Audrey, Nelly, Ophélie, Camille, Caroline, Pauline… Elles sont quatre-vingt-huit mille à suivre Jenna MZN sur Instagram. Ses followers lui permettent aujourd’hui de faire de son image ultra maîtrisée en ligne un vrai boulot. Jenna a 25 ans et est blogueuse-influenceuse, depuis son appartement aixois et naviguant entre Aix et Marseille.

Comment ça peut marcher ? Prenons son post du jour. Jenna y pose en robe rouge légère, la lumière du jour qui perce les rideaux blancs tombe sur le visage souriant. Elle fixe l’objectif qui la croque. Entre ses mains, un miroir en forme d’œil grand ouvert doré. Sous la photo une phrase sibylline : “le meilleur est à venir…”. Très vite, quelque 5 000 likes et plus de 200 commentaires : “Trop génial cette photo”, “J’adore” mais aussi “D’où vient ton miroir ?” Voilà la clé.

“Je réponds à tous les commentaires. Cela me prend entre quatre et cinq heures par jour.” Sous le dernier commentaire, Jenna réoriente vers la page Instagram du vendeur en ligne qui lui a certainement fait envoyer ce miroir. Une future vente à la clé pour lui ?

■ ■ ■

**À COMPLÉTER**
• a. D'après l'extrait sur la blogueuse Jenna MZN, combien d'heures par jour met-elle à répondre aux commentaires ?
• b. Mettez à jour l'extrait sur Jenna MZN, en commençant par "Comment ça peut" et en allant jusqu'à "clé pour lui ?", où "miroir" devient "cadre".

**DONNÉES ENREGISTRÉES**
■ ■ ■

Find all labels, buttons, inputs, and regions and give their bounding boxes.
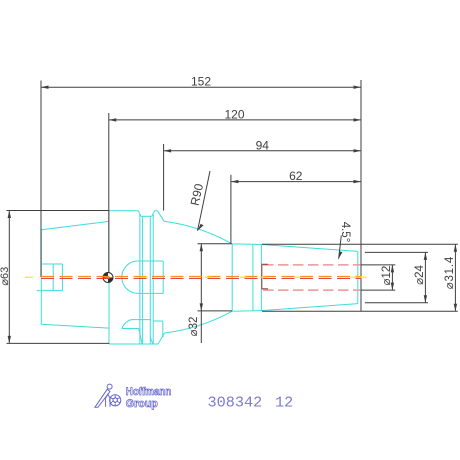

■ ■ ■

**LES CORRIGÉS**
• a. Entre quatre et cinq heures par jour.

• b.
Comment ça peut marcher ? Prenons son post du jour. Jenna y pose en robe rouge légère, la lumière du jour qui perce les rideaux blancs tombe sur le visage souriant. Elle fixe l’objectif qui la croque. Entre ses mains, un cadre en forme d’œil grand ouvert doré. Sous la photo une phrase sibylline : “le meilleur est à venir…”. Très vite, quelque 5 000 likes et plus de 200 commentaires : “Trop génial cette photo”, “J’adore” mais aussi “D’où vient ton cadre ?” Voilà la clé.

“Je réponds à tous les commentaires. Cela me prend entre quatre et cinq heures par jour.” Sous le dernier commentaire, Jenna réoriente vers la page Instagram du vendeur en ligne qui lui a certainement fait envoyer ce cadre. Une future vente à la clé pour lui ?